The expected output is a copy of every line in the records with the string "Visiten".
:::
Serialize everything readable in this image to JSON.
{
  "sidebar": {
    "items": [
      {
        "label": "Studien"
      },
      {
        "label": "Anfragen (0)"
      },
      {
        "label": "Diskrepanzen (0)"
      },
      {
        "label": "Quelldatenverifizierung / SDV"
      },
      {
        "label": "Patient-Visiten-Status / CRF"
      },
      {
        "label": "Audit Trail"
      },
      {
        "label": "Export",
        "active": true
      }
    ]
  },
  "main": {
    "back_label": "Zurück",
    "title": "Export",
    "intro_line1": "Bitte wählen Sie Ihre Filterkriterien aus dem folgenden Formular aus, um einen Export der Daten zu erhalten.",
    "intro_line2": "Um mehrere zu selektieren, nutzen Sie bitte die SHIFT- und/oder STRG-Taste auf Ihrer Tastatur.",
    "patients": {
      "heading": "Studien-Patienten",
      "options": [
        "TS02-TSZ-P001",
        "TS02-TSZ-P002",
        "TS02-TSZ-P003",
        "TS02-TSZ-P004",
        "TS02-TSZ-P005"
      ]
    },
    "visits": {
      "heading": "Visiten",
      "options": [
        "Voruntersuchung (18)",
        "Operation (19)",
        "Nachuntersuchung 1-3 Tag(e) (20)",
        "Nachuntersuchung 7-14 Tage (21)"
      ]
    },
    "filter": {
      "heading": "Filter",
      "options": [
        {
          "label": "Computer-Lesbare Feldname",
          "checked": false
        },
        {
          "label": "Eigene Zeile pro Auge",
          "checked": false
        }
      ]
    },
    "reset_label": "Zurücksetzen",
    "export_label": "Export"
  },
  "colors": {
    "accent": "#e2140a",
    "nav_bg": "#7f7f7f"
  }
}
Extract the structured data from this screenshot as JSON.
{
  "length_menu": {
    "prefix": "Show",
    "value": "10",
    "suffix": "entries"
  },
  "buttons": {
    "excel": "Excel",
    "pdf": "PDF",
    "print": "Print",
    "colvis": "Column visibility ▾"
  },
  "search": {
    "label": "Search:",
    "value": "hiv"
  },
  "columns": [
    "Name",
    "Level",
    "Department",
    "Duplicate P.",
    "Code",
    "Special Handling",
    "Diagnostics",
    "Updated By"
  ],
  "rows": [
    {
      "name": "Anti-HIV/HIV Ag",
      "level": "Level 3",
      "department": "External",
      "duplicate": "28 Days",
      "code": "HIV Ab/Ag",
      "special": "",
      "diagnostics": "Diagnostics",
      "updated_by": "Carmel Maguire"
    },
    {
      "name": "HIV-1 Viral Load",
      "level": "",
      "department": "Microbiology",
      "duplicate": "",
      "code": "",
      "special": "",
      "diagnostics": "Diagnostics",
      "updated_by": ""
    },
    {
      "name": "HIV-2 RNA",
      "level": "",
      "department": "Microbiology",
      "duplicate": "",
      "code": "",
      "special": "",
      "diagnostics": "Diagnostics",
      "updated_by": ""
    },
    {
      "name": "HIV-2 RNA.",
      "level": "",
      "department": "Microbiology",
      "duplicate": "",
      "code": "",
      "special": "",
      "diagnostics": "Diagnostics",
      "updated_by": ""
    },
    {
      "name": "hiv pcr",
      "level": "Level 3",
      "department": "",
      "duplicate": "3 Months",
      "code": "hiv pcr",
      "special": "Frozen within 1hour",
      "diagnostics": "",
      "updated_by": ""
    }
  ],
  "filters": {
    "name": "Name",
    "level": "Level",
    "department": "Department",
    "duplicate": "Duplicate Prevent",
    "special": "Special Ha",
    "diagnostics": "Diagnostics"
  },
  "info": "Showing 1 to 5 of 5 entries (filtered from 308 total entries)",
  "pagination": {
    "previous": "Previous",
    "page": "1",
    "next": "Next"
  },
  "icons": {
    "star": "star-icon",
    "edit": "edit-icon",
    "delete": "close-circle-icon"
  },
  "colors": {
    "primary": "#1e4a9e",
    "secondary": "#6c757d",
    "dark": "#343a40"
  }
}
:::
WRITTEN ANSWER:
        "label": "Patient-Visiten-Status / CRF"
      "heading": "Visiten",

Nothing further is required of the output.